▶ _What to work on_
Lift every line from the entries that includes the word "page".

▶ _Information supplied_
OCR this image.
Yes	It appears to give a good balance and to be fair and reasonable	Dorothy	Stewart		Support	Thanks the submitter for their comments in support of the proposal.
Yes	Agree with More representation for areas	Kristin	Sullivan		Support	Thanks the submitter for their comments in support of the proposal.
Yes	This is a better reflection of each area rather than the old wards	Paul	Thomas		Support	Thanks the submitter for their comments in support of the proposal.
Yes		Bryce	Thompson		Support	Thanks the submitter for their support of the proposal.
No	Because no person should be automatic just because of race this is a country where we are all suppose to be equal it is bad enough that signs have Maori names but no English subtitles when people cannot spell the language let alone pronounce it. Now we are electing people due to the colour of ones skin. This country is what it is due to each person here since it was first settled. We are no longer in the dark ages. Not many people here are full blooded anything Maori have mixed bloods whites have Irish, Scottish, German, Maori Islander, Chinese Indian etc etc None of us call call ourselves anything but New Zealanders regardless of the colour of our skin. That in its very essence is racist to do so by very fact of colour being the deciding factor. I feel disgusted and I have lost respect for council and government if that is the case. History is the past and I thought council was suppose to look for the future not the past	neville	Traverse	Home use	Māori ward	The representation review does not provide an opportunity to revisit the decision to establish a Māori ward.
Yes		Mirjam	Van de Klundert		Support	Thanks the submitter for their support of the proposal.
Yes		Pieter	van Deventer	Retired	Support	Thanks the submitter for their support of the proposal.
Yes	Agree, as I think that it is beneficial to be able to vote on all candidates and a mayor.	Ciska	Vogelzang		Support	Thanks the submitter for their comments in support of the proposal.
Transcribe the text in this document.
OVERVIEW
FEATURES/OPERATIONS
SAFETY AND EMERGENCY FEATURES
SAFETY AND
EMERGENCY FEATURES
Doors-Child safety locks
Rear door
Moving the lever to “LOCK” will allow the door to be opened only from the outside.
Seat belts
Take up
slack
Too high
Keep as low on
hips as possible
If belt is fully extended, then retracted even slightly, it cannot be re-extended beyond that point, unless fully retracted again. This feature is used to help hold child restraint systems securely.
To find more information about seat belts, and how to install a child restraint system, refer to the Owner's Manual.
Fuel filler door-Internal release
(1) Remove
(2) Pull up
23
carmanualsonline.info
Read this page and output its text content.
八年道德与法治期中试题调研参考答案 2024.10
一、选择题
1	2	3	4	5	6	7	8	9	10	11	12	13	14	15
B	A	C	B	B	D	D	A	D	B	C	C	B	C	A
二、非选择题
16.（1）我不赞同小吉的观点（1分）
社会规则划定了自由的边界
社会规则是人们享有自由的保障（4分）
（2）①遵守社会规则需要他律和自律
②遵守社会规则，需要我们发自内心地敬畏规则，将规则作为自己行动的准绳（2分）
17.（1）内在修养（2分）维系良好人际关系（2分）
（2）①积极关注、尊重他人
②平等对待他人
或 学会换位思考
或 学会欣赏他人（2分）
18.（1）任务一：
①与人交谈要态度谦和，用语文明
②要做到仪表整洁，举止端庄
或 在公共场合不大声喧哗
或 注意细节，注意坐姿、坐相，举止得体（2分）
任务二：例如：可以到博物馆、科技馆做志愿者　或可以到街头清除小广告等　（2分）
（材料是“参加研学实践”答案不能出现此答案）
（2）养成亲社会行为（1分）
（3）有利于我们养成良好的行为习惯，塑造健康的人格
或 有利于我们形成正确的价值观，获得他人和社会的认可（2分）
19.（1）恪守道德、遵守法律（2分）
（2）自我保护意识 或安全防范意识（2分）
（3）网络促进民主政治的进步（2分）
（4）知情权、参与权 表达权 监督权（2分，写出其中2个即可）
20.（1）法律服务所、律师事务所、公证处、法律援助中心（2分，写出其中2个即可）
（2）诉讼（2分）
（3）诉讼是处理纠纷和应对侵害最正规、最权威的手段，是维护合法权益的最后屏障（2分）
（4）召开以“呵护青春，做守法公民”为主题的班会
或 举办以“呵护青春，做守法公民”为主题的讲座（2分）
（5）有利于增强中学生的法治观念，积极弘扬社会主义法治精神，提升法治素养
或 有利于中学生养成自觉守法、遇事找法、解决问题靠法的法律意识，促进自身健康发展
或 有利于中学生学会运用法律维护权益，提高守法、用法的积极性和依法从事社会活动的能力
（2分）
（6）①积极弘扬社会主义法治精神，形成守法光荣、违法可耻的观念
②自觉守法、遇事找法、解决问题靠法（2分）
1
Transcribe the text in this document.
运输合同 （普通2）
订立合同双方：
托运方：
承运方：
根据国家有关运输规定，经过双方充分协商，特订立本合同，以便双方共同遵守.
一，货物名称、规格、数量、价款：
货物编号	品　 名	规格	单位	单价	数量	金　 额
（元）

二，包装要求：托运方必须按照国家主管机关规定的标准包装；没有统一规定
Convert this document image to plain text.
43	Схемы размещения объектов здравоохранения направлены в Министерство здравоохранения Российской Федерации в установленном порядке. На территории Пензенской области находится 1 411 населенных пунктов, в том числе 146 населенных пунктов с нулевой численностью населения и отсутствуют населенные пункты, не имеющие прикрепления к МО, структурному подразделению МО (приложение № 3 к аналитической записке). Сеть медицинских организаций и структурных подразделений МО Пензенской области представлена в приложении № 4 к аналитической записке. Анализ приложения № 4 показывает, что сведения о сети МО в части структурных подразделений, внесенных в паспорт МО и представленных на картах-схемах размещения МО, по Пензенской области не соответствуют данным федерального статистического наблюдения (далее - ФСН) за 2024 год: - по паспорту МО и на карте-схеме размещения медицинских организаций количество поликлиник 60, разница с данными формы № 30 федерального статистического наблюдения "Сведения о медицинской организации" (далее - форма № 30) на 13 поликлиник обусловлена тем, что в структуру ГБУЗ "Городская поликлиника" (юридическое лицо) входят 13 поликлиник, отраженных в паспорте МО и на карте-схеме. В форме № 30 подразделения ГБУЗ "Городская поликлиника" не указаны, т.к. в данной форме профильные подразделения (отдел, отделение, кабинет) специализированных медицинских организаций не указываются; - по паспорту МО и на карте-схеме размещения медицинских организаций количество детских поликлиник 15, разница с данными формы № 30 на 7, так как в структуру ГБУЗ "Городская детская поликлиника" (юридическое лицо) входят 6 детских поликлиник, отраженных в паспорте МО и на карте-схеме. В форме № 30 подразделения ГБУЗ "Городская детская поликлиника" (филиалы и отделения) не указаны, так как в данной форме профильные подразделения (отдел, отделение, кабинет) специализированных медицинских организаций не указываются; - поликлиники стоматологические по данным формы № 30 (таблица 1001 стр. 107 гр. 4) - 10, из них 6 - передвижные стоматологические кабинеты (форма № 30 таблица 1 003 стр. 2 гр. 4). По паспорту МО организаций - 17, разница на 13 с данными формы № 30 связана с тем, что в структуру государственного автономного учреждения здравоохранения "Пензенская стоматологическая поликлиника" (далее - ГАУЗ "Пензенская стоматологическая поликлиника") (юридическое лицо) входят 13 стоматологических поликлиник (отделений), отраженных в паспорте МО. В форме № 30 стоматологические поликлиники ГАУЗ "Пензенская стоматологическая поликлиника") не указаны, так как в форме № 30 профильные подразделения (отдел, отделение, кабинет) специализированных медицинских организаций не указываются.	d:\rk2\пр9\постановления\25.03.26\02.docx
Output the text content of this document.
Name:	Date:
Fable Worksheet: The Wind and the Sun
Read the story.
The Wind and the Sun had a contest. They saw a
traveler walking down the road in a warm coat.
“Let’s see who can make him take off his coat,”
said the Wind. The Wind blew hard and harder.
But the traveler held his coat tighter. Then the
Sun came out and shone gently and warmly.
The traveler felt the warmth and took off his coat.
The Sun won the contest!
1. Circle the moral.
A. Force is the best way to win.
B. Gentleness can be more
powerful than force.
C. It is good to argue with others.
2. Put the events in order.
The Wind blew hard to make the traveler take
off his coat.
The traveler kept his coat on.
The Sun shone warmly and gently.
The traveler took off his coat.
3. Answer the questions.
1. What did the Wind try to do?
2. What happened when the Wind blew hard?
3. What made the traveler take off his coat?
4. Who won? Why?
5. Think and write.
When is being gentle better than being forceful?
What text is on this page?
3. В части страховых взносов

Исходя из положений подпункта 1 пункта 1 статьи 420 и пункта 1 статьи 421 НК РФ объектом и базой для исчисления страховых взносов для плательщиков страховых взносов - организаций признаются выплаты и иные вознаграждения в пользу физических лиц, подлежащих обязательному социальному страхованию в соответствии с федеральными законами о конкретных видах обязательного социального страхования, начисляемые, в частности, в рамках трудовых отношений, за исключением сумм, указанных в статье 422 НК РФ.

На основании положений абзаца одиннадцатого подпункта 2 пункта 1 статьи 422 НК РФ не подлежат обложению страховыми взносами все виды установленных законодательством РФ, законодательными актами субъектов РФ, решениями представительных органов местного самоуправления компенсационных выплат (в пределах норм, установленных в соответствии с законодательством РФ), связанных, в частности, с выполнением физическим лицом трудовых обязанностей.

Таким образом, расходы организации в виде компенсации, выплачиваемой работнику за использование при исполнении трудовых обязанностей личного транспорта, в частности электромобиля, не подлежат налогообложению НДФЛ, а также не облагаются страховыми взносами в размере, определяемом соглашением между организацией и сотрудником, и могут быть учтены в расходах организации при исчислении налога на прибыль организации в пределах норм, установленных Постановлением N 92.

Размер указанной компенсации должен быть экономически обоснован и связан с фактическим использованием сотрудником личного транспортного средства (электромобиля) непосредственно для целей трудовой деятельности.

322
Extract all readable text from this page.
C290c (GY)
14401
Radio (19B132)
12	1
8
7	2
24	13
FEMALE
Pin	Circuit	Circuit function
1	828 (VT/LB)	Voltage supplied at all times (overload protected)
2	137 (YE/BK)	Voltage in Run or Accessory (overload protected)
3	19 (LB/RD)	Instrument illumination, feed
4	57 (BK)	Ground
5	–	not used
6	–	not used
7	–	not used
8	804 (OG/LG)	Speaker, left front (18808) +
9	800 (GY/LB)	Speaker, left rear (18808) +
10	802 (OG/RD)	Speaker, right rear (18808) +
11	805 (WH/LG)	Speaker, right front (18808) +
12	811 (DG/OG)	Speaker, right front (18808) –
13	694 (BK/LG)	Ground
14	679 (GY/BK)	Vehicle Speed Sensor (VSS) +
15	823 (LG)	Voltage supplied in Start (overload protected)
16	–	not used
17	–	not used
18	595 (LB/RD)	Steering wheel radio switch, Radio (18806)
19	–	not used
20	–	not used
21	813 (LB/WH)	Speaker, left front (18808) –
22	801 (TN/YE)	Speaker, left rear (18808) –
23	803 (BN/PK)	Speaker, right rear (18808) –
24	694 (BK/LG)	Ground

▶ _The solution_
Read this page and output its text content.
What text is on this page?
Extract all readable text from this page.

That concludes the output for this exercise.